* **Extracted data**:
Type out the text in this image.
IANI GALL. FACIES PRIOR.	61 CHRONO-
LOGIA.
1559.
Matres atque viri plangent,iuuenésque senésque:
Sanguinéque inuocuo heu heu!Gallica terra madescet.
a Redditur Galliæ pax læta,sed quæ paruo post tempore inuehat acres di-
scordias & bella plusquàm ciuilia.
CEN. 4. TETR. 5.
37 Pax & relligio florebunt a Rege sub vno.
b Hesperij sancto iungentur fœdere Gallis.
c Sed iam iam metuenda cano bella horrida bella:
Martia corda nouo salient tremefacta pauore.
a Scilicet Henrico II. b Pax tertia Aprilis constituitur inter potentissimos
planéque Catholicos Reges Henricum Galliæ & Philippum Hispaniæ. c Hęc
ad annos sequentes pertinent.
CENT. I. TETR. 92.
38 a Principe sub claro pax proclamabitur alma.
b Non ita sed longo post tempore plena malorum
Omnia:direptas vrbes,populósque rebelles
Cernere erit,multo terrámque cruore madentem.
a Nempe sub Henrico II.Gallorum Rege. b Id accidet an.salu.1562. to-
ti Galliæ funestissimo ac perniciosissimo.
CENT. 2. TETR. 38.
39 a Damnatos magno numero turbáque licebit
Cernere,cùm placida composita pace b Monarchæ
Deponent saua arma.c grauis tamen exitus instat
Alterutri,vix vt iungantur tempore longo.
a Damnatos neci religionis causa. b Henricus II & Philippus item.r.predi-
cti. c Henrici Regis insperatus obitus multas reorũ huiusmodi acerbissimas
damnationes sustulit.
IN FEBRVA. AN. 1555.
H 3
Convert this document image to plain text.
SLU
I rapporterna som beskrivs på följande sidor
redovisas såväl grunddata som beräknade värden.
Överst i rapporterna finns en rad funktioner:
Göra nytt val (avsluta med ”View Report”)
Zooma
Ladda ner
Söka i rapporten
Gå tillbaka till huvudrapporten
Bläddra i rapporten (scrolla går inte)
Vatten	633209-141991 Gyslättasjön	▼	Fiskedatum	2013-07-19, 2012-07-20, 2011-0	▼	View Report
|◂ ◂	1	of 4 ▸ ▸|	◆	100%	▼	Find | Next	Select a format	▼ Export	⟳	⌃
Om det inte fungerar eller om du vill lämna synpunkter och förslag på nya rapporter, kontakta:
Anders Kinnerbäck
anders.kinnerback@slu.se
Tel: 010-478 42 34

* **Instruction**: Each record above should be output again exactly.

* **Result of this exercise**:
Type out the text in this image.
IANI GALL. FACIES PRIOR.	61 CHRONO-
LOGIA.
1559.
Matres atque viri plangent,iuuenésque senésque:
Sanguinéque inuocuo heu heu!Gallica terra madescet.
a Redditur Galliæ pax læta,sed quæ paruo post tempore inuehat acres di-
scordias & bella plusquàm ciuilia.
CEN. 4. TETR. 5.
37 Pax & relligio florebunt a Rege sub vno.
b Hesperij sancto iungentur fœdere Gallis.
c Sed iam iam metuenda cano bella horrida bella:
Martia corda nouo salient tremefacta pauore.
a Scilicet Henrico II. b Pax tertia Aprilis constituitur inter potentissimos
planéque Catholicos Reges Henricum Galliæ & Philippum Hispaniæ. c Hęc
ad annos sequentes pertinent.
CENT. I. TETR. 92.
38 a Principe sub claro pax proclamabitur alma.
b Non ita sed longo post tempore plena malorum
Omnia:direptas vrbes,populósque rebelles
Cernere erit,multo terrámque cruore madentem.
a Nempe sub Henrico II.Gallorum Rege. b Id accidet an.salu.1562. to-
ti Galliæ funestissimo ac perniciosissimo.
CENT. 2. TETR. 38.
39 a Damnatos magno numero turbáque licebit
Cernere,cùm placida composita pace b Monarchæ
Deponent saua arma.c grauis tamen exitus instat
Alterutri,vix vt iungantur tempore longo.
a Damnatos neci religionis causa. b Henricus II & Philippus item.r.predi-
cti. c Henrici Regis insperatus obitus multas reorũ huiusmodi acerbissimas
damnationes sustulit.
IN FEBRVA. AN. 1555.
H 3
Convert this document image to plain text.
SLU
I rapporterna som beskrivs på följande sidor
redovisas såväl grunddata som beräknade värden.
Överst i rapporterna finns en rad funktioner:
Göra nytt val (avsluta med ”View Report”)
Zooma
Ladda ner
Söka i rapporten
Gå tillbaka till huvudrapporten
Bläddra i rapporten (scrolla går inte)
Vatten	633209-141991 Gyslättasjön	▼	Fiskedatum	2013-07-19, 2012-07-20, 2011-0	▼	View Report
|◂ ◂	1	of 4 ▸ ▸|	◆	100%	▼	Find | Next	Select a format	▼ Export	⟳	⌃
Om det inte fungerar eller om du vill lämna synpunkter och förslag på nya rapporter, kontakta:
Anders Kinnerbäck
anders.kinnerback@slu.se
Tel: 010-478 42 34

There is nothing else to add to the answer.